**What you will do:**
Print the recorded data below word for word, from the first line down through the line containing "id-card-icon bbox=[23, 570, 39, 587]", both included.

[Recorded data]
......
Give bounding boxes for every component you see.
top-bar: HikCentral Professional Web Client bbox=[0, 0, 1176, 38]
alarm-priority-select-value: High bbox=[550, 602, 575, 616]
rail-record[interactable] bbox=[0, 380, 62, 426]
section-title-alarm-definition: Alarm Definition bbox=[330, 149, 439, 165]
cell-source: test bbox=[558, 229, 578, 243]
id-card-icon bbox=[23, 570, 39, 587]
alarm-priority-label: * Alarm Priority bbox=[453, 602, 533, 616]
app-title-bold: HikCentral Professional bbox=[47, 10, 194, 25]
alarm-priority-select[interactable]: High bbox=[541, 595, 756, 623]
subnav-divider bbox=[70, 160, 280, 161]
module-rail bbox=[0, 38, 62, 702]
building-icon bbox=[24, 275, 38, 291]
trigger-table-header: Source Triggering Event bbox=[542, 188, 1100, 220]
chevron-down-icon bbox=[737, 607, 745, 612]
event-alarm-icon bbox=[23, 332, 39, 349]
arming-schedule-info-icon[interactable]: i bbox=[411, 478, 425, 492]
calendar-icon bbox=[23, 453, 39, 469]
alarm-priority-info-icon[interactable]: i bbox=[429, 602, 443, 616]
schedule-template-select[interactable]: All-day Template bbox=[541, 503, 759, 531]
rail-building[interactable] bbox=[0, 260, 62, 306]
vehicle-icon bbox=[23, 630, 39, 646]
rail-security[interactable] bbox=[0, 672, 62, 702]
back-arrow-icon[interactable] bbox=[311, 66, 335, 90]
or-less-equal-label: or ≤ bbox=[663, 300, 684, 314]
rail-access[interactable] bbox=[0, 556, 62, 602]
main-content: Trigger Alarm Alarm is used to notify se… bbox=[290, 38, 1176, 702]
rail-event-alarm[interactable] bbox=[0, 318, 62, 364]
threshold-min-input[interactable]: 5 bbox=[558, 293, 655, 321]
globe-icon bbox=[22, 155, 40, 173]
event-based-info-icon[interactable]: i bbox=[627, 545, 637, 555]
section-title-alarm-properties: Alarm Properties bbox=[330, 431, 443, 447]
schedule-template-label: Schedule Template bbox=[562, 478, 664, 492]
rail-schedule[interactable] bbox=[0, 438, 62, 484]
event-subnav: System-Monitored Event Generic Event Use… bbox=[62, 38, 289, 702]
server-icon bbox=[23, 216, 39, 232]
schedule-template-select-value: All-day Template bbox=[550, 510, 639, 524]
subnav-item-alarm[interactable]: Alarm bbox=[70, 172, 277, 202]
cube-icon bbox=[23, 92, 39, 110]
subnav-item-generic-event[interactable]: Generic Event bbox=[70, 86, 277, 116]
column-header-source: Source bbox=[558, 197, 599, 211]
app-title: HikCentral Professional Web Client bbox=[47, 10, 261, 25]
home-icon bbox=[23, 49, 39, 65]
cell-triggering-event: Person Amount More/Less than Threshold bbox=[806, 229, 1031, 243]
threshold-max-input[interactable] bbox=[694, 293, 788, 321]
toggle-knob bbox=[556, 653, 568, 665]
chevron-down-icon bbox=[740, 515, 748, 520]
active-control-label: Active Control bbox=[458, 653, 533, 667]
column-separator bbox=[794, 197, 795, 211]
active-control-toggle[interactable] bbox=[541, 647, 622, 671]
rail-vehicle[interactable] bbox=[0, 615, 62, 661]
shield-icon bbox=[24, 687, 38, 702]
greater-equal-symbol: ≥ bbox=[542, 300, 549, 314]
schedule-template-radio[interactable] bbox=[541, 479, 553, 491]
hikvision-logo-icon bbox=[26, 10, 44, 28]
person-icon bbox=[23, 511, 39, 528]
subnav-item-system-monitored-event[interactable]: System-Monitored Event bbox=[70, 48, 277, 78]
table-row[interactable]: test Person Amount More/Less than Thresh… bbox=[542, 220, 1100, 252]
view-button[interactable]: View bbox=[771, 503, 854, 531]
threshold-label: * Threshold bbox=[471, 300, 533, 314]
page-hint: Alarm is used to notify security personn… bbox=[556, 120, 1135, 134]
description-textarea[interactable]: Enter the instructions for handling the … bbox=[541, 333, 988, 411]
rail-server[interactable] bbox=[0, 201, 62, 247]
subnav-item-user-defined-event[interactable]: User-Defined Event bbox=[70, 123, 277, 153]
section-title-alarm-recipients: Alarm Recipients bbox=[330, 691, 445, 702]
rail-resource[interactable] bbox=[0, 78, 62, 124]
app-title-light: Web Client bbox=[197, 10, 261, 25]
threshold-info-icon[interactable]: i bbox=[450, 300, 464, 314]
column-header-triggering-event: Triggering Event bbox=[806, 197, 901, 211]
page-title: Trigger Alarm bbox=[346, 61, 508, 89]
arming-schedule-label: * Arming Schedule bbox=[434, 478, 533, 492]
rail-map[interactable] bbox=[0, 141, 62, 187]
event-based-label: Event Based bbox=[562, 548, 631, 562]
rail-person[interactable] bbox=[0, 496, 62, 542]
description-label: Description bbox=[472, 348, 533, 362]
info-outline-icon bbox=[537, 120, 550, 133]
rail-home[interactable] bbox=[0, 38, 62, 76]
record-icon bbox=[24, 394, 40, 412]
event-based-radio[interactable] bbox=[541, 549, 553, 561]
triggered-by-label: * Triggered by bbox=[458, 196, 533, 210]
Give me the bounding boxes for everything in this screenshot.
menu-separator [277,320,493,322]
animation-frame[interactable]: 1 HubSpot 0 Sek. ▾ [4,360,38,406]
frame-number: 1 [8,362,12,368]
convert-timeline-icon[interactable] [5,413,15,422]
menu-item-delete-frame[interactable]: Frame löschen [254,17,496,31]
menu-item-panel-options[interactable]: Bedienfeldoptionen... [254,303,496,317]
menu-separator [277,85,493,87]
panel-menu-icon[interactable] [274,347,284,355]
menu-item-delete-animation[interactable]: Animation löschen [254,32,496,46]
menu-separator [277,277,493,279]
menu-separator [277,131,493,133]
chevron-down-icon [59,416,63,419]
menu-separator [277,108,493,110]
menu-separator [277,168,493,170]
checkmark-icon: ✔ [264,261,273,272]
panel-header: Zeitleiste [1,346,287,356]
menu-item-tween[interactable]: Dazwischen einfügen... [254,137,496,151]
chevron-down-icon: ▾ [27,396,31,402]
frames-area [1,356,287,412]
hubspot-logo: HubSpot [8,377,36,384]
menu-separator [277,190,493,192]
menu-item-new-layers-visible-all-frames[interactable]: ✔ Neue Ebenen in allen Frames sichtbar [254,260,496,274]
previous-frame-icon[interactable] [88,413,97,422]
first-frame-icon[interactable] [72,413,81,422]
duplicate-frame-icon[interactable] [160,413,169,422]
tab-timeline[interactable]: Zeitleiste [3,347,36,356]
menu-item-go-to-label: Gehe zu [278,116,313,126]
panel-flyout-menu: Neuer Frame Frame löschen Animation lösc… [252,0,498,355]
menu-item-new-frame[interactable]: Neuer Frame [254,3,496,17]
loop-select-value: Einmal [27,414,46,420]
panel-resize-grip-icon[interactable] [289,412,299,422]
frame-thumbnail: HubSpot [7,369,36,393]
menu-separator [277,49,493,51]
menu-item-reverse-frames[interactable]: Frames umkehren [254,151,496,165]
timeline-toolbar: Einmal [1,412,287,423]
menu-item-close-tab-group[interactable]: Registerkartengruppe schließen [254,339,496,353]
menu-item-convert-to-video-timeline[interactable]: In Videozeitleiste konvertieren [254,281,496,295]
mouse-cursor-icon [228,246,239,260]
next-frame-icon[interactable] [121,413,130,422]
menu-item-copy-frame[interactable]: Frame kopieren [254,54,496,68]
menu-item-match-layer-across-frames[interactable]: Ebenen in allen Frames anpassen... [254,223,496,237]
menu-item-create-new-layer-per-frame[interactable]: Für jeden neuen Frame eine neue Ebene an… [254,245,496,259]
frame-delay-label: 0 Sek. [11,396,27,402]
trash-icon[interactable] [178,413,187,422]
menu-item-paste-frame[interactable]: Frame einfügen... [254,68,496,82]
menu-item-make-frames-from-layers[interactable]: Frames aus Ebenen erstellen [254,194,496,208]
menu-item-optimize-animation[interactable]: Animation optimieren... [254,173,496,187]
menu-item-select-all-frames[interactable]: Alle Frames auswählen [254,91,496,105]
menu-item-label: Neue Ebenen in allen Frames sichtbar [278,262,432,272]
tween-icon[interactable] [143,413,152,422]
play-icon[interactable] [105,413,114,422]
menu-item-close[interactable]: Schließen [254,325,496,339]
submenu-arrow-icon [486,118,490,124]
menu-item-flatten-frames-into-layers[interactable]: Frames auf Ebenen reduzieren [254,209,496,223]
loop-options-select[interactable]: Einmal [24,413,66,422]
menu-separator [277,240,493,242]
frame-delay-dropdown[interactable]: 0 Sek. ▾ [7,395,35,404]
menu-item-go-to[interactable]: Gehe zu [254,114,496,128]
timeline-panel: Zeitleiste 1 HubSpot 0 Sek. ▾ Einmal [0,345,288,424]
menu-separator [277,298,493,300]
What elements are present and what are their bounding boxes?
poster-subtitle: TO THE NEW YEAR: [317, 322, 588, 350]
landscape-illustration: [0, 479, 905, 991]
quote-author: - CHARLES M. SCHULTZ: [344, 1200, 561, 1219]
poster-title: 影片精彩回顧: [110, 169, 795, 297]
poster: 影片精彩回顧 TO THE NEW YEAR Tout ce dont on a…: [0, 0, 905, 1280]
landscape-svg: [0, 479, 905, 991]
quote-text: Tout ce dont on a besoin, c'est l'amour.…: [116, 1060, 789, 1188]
......
**Reply to the task:**
Give bounding boxes for every component you see.
top-bar: HikCentral Professional Web Client bbox=[0, 0, 1176, 38]
alarm-priority-select-value: High bbox=[550, 602, 575, 616]
rail-record[interactable] bbox=[0, 380, 62, 426]
section-title-alarm-definition: Alarm Definition bbox=[330, 149, 439, 165]
cell-source: test bbox=[558, 229, 578, 243]
id-card-icon bbox=[23, 570, 39, 587]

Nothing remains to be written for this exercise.